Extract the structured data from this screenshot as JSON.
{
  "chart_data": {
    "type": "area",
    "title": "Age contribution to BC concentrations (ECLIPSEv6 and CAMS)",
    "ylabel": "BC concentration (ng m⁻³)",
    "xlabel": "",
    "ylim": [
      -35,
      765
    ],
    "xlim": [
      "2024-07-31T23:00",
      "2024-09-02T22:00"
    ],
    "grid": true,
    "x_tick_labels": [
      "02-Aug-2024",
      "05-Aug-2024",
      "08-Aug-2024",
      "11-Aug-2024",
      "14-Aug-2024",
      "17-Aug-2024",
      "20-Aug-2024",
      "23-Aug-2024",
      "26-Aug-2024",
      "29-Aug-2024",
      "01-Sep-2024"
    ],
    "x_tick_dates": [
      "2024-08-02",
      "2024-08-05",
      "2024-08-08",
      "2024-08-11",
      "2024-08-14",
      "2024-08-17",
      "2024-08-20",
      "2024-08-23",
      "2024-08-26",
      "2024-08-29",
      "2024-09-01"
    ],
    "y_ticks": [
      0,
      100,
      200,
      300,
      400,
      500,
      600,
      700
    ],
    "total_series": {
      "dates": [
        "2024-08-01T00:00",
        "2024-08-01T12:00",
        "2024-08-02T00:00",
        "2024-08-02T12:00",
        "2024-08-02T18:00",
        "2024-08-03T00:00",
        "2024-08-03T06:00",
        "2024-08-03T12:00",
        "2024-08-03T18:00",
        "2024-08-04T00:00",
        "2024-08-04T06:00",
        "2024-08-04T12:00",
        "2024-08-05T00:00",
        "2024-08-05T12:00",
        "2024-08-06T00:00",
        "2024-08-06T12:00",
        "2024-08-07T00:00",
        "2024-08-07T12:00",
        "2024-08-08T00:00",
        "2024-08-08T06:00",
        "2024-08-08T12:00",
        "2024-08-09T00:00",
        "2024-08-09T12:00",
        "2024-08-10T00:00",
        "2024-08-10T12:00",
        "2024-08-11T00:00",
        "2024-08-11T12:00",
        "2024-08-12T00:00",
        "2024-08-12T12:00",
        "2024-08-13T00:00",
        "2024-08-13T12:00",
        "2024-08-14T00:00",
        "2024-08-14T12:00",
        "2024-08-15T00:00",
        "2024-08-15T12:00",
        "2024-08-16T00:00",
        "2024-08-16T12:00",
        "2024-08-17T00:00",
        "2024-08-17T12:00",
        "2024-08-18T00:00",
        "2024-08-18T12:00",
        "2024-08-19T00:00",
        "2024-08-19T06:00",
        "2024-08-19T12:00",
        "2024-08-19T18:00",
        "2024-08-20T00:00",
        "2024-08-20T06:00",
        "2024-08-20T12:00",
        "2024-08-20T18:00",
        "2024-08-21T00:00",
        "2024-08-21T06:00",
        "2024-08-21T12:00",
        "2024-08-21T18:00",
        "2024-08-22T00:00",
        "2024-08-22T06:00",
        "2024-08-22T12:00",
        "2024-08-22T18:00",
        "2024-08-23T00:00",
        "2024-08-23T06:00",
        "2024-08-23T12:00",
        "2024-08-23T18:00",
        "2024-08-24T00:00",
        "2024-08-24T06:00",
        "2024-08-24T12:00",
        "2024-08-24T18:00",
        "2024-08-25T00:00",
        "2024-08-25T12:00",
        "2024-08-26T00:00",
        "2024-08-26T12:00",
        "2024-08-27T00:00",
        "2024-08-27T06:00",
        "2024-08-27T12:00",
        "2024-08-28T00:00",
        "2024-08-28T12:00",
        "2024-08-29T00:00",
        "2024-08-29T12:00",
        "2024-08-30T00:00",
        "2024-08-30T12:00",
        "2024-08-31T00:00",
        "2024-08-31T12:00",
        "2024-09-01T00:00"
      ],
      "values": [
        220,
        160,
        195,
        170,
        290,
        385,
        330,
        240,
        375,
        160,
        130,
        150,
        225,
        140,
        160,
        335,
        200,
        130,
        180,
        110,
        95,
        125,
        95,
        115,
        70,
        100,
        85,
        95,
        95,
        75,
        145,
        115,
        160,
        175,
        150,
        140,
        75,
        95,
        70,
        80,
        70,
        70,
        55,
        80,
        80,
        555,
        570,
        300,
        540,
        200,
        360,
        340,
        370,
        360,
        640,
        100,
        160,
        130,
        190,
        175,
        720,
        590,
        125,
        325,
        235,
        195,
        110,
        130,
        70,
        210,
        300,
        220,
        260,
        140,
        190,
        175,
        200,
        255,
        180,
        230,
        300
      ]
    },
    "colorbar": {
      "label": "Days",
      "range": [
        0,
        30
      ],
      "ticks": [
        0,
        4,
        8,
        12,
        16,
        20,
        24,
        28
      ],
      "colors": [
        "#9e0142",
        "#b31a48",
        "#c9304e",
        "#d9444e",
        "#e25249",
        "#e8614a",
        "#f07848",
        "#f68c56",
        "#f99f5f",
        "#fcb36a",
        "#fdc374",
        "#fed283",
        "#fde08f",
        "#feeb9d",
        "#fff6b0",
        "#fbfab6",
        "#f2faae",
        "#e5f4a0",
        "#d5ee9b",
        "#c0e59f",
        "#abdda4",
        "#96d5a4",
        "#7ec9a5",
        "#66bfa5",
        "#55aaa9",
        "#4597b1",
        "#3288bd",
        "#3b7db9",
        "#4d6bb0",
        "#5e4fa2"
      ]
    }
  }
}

————

:: Directive ::
Set every line of the listing down word for word.

:: The result ::
Extract the structured data from this screenshot as JSON.
{
  "chart_data": {
    "type": "area",
    "title": "Age contribution to BC concentrations (ECLIPSEv6 and CAMS)",
    "ylabel": "BC concentration (ng m⁻³)",
    "xlabel": "",
    "ylim": [
      -35,
      765
    ],
    "xlim": [
      "2024-07-31T23:00",
      "2024-09-02T22:00"
    ],
    "grid": true,
    "x_tick_labels": [
      "02-Aug-2024",
      "05-Aug-2024",
      "08-Aug-2024",
      "11-Aug-2024",
      "14-Aug-2024",
      "17-Aug-2024",
      "20-Aug-2024",
      "23-Aug-2024",
      "26-Aug-2024",
      "29-Aug-2024",
      "01-Sep-2024"
    ],
    "x_tick_dates": [
      "2024-08-02",
      "2024-08-05",
      "2024-08-08",
      "2024-08-11",
      "2024-08-14",
      "2024-08-17",
      "2024-08-20",
      "2024-08-23",
      "2024-08-26",
      "2024-08-29",
      "2024-09-01"
    ],
    "y_ticks": [
      0,
      100,
      200,
      300,
      400,
      500,
      600,
      700
    ],
    "total_series": {
      "dates": [
        "2024-08-01T00:00",
        "2024-08-01T12:00",
        "2024-08-02T00:00",
        "2024-08-02T12:00",
        "2024-08-02T18:00",
        "2024-08-03T00:00",
        "2024-08-03T06:00",
        "2024-08-03T12:00",
        "2024-08-03T18:00",
        "2024-08-04T00:00",
        "2024-08-04T06:00",
        "2024-08-04T12:00",
        "2024-08-05T00:00",
        "2024-08-05T12:00",
        "2024-08-06T00:00",
        "2024-08-06T12:00",
        "2024-08-07T00:00",
        "2024-08-07T12:00",
        "2024-08-08T00:00",
        "2024-08-08T06:00",
        "2024-08-08T12:00",
        "2024-08-09T00:00",
        "2024-08-09T12:00",
        "2024-08-10T00:00",
        "2024-08-10T12:00",
        "2024-08-11T00:00",
        "2024-08-11T12:00",
        "2024-08-12T00:00",
        "2024-08-12T12:00",
        "2024-08-13T00:00",
        "2024-08-13T12:00",
        "2024-08-14T00:00",
        "2024-08-14T12:00",
        "2024-08-15T00:00",
        "2024-08-15T12:00",
        "2024-08-16T00:00",
        "2024-08-16T12:00",
        "2024-08-17T00:00",
        "2024-08-17T12:00",
        "2024-08-18T00:00",
        "2024-08-18T12:00",
        "2024-08-19T00:00",
        "2024-08-19T06:00",
        "2024-08-19T12:00",
        "2024-08-19T18:00",
        "2024-08-20T00:00",
        "2024-08-20T06:00",
        "2024-08-20T12:00",
        "2024-08-20T18:00",
        "2024-08-21T00:00",
        "2024-08-21T06:00",
        "2024-08-21T12:00",
        "2024-08-21T18:00",
        "2024-08-22T00:00",
        "2024-08-22T06:00",
        "2024-08-22T12:00",
        "2024-08-22T18:00",
        "2024-08-23T00:00",
        "2024-08-23T06:00",
        "2024-08-23T12:00",
        "2024-08-23T18:00",
        "2024-08-24T00:00",
        "2024-08-24T06:00",
        "2024-08-24T12:00",
        "2024-08-24T18:00",
        "2024-08-25T00:00",
        "2024-08-25T12:00",
        "2024-08-26T00:00",
        "2024-08-26T12:00",
        "2024-08-27T00:00",
        "2024-08-27T06:00",
        "2024-08-27T12:00",
        "2024-08-28T00:00",
        "2024-08-28T12:00",
        "2024-08-29T00:00",
        "2024-08-29T12:00",
        "2024-08-30T00:00",
        "2024-08-30T12:00",
        "2024-08-31T00:00",
        "2024-08-31T12:00",
        "2024-09-01T00:00"
      ],
      "values": [
        220,
        160,
        195,
        170,
        290,
        385,
        330,
        240,
        375,
        160,
        130,
        150,
        225,
        140,
        160,
        335,
        200,
        130,
        180,
        110,
        95,
        125,
        95,
        115,
        70,
        100,
        85,
        95,
        95,
        75,
        145,
        115,
        160,
        175,
        150,
        140,
        75,
        95,
        70,
        80,
        70,
        70,
        55,
        80,
        80,
        555,
        570,
        300,
        540,
        200,
        360,
        340,
        370,
        360,
        640,
        100,
        160,
        130,
        190,
        175,
        720,
        590,
        125,
        325,
        235,
        195,
        110,
        130,
        70,
        210,
        300,
        220,
        260,
        140,
        190,
        175,
        200,
        255,
        180,
        230,
        300
      ]
    },
    "colorbar": {
      "label": "Days",
      "range": [
        0,
        30
      ],
      "ticks": [
        0,
        4,
        8,
        12,
        16,
        20,
        24,
        28
      ],
      "colors": [
        "#9e0142",
        "#b31a48",
        "#c9304e",
        "#d9444e",
        "#e25249",
        "#e8614a",
        "#f07848",
        "#f68c56",
        "#f99f5f",
        "#fcb36a",
        "#fdc374",
        "#fed283",
        "#fde08f",
        "#feeb9d",
        "#fff6b0",
        "#fbfab6",
        "#f2faae",
        "#e5f4a0",
        "#d5ee9b",
        "#c0e59f",
        "#abdda4",
        "#96d5a4",
        "#7ec9a5",
        "#66bfa5",
        "#55aaa9",
        "#4597b1",
        "#3288bd",
        "#3b7db9",
        "#4d6bb0",
        "#5e4fa2"
      ]
    }
  }
}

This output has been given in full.